» Written request:
Look for "created" in the listing below. Gather each line that contains it.
-- START Information provided --
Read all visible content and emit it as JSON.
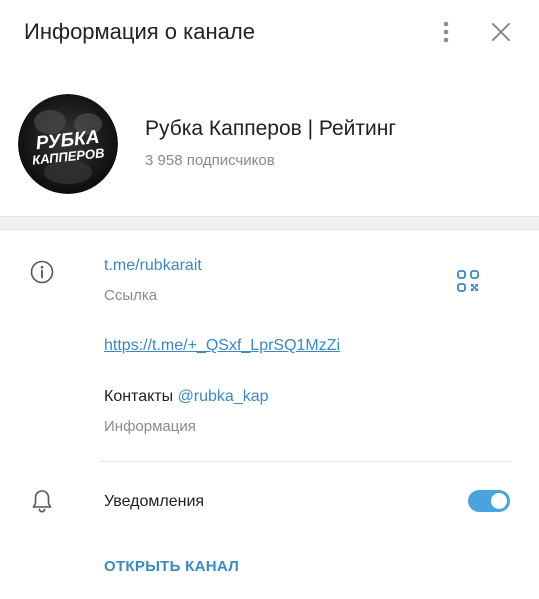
{
  "header": {
    "title": "Информация о канале",
    "menu_icon": "vertical-dots-icon",
    "close_icon": "close-icon"
  },
  "channel": {
    "avatar_line1": "РУБКА",
    "avatar_line2": "КАППЕРОВ",
    "name": "Рубка Капперов | Рейтинг",
    "subscribers": "3 958 подписчиков"
  },
  "info": {
    "icon": "info-icon",
    "public_link": "t.me/rubkarait",
    "public_link_caption": "Ссылка",
    "qr_icon": "qr-code-icon",
    "invite_link": "https://t.me/+_QSxf_LprSQ1MzZi",
    "contacts_prefix": "Контакты ",
    "contacts_handle": "@rubka_kap",
    "description_caption": "Информация"
  },
  "notifications": {
    "icon": "bell-icon",
    "label": "Уведомления",
    "enabled": true
  },
  "actions": {
    "open_channel_label": "ОТКРЫТЬ КАНАЛ"
  },
  "colors": {
    "accent": "#3a88c6",
    "toggle_on": "#4aa3df",
    "muted_text": "#8a8a8a",
    "primary_text": "#1f1f1f"
  }
}
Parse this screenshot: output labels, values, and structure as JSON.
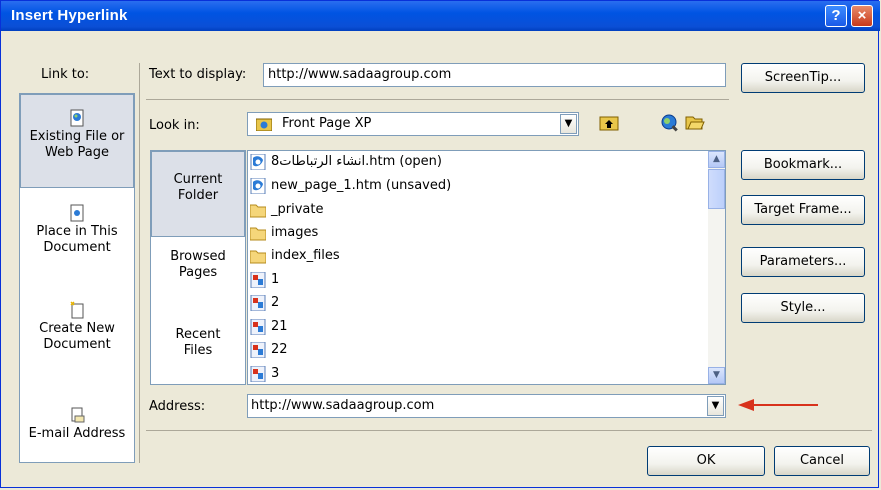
{
  "window": {
    "title": "Insert Hyperlink",
    "help": "?",
    "close": "×"
  },
  "link_to": {
    "label": "Link to:",
    "items": [
      {
        "label1": "Existing File or",
        "label2": "Web Page",
        "icon": "web-page-icon"
      },
      {
        "label1": "Place in This",
        "label2": "Document",
        "icon": "document-place-icon"
      },
      {
        "label1": "Create New",
        "label2": "Document",
        "icon": "new-document-icon"
      },
      {
        "label1": "E-mail Address",
        "label2": "",
        "icon": "email-icon"
      }
    ]
  },
  "text_to_display": {
    "label": "Text to display:",
    "value": "http://www.sadaagroup.com"
  },
  "screentip": "ScreenTip...",
  "look_in": {
    "label": "Look in:",
    "value": "Front Page XP"
  },
  "side": [
    {
      "label1": "Current",
      "label2": "Folder"
    },
    {
      "label1": "Browsed",
      "label2": "Pages"
    },
    {
      "label1": "Recent",
      "label2": "Files"
    }
  ],
  "files": [
    {
      "name": "انشاء الرتباطات8.htm (open)",
      "icon": "html-file-icon"
    },
    {
      "name": "new_page_1.htm (unsaved)",
      "icon": "html-file-icon"
    },
    {
      "name": "_private",
      "icon": "folder-icon"
    },
    {
      "name": "images",
      "icon": "folder-icon"
    },
    {
      "name": "index_files",
      "icon": "folder-icon"
    },
    {
      "name": "1",
      "icon": "image-file-icon"
    },
    {
      "name": "2",
      "icon": "image-file-icon"
    },
    {
      "name": "21",
      "icon": "image-file-icon"
    },
    {
      "name": "22",
      "icon": "image-file-icon"
    },
    {
      "name": "3",
      "icon": "image-file-icon"
    }
  ],
  "buttons": {
    "bookmark": "Bookmark...",
    "target_frame": "Target Frame...",
    "parameters": "Parameters...",
    "style": "Style...",
    "ok": "OK",
    "cancel": "Cancel"
  },
  "address": {
    "label": "Address:",
    "value": "http://www.sadaagroup.com"
  },
  "colors": {
    "title_bar": "#0054e3",
    "dialog_bg": "#ece9d8",
    "arrow": "#d8321c"
  }
}
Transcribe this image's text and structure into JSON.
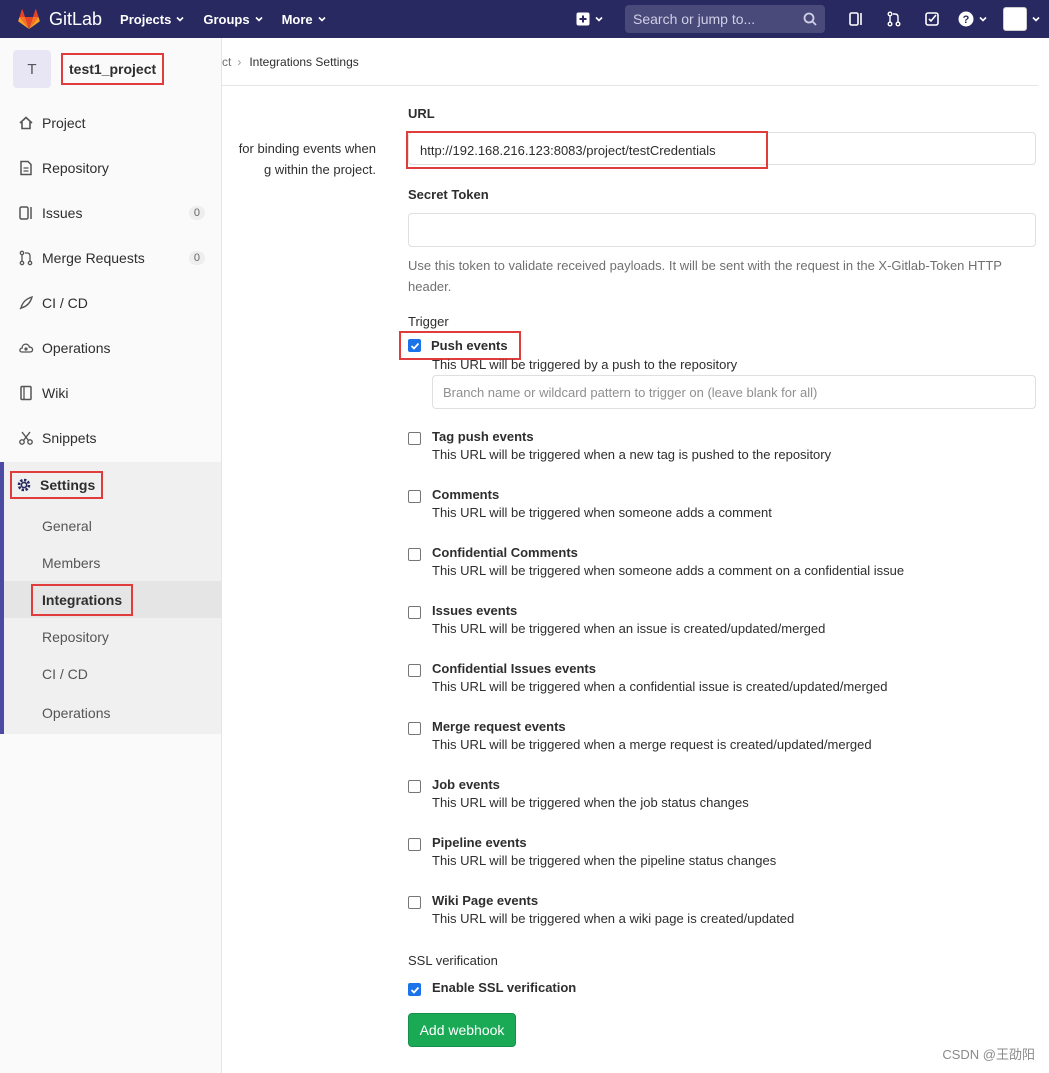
{
  "header": {
    "app_name": "GitLab",
    "nav": [
      "Projects",
      "Groups",
      "More"
    ],
    "search_placeholder": "Search or jump to..."
  },
  "sidebar": {
    "project_initial": "T",
    "project_name": "test1_project",
    "items": [
      {
        "label": "Project",
        "icon": "home-icon"
      },
      {
        "label": "Repository",
        "icon": "doc-icon"
      },
      {
        "label": "Issues",
        "icon": "issues-icon",
        "count": "0"
      },
      {
        "label": "Merge Requests",
        "icon": "merge-request-icon",
        "count": "0"
      },
      {
        "label": "CI / CD",
        "icon": "rocket-icon"
      },
      {
        "label": "Operations",
        "icon": "cloud-gear-icon"
      },
      {
        "label": "Wiki",
        "icon": "book-icon"
      },
      {
        "label": "Snippets",
        "icon": "scissors-icon"
      }
    ],
    "settings_label": "Settings",
    "settings_sub": [
      "General",
      "Members",
      "Integrations",
      "Repository",
      "CI / CD",
      "Operations"
    ]
  },
  "breadcrumb": {
    "prev_fragment": "ct",
    "current": "Integrations Settings"
  },
  "left_desc": "for binding events when\ng within the project.",
  "form": {
    "url_label": "URL",
    "url_value": "http://192.168.216.123:8083/project/testCredentials",
    "secret_label": "Secret Token",
    "secret_help": "Use this token to validate received payloads. It will be sent with the request in the X-Gitlab-Token HTTP header.",
    "trigger_label": "Trigger",
    "branch_placeholder": "Branch name or wildcard pattern to trigger on (leave blank for all)",
    "triggers": [
      {
        "title": "Push events",
        "desc": "This URL will be triggered by a push to the repository",
        "checked": true
      },
      {
        "title": "Tag push events",
        "desc": "This URL will be triggered when a new tag is pushed to the repository",
        "checked": false
      },
      {
        "title": "Comments",
        "desc": "This URL will be triggered when someone adds a comment",
        "checked": false
      },
      {
        "title": "Confidential Comments",
        "desc": "This URL will be triggered when someone adds a comment on a confidential issue",
        "checked": false
      },
      {
        "title": "Issues events",
        "desc": "This URL will be triggered when an issue is created/updated/merged",
        "checked": false
      },
      {
        "title": "Confidential Issues events",
        "desc": "This URL will be triggered when a confidential issue is created/updated/merged",
        "checked": false
      },
      {
        "title": "Merge request events",
        "desc": "This URL will be triggered when a merge request is created/updated/merged",
        "checked": false
      },
      {
        "title": "Job events",
        "desc": "This URL will be triggered when the job status changes",
        "checked": false
      },
      {
        "title": "Pipeline events",
        "desc": "This URL will be triggered when the pipeline status changes",
        "checked": false
      },
      {
        "title": "Wiki Page events",
        "desc": "This URL will be triggered when a wiki page is created/updated",
        "checked": false
      }
    ],
    "ssl_label": "SSL verification",
    "ssl_option": "Enable SSL verification",
    "submit": "Add webhook"
  },
  "watermark": "CSDN @王劭阳",
  "colors": {
    "header": "#292961",
    "button": "#1aaa55",
    "highlight": "#e03c3c",
    "checkbox": "#1a73e8"
  }
}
-- END Information provided --
» Output for this exercise:
        "desc": "This URL will be triggered when an issue is created/updated/merged",
        "desc": "This URL will be triggered when a confidential issue is created/updated/merged",
        "desc": "This URL will be triggered when a merge request is created/updated/merged",
        "desc": "This URL will be triggered when a wiki page is created/updated",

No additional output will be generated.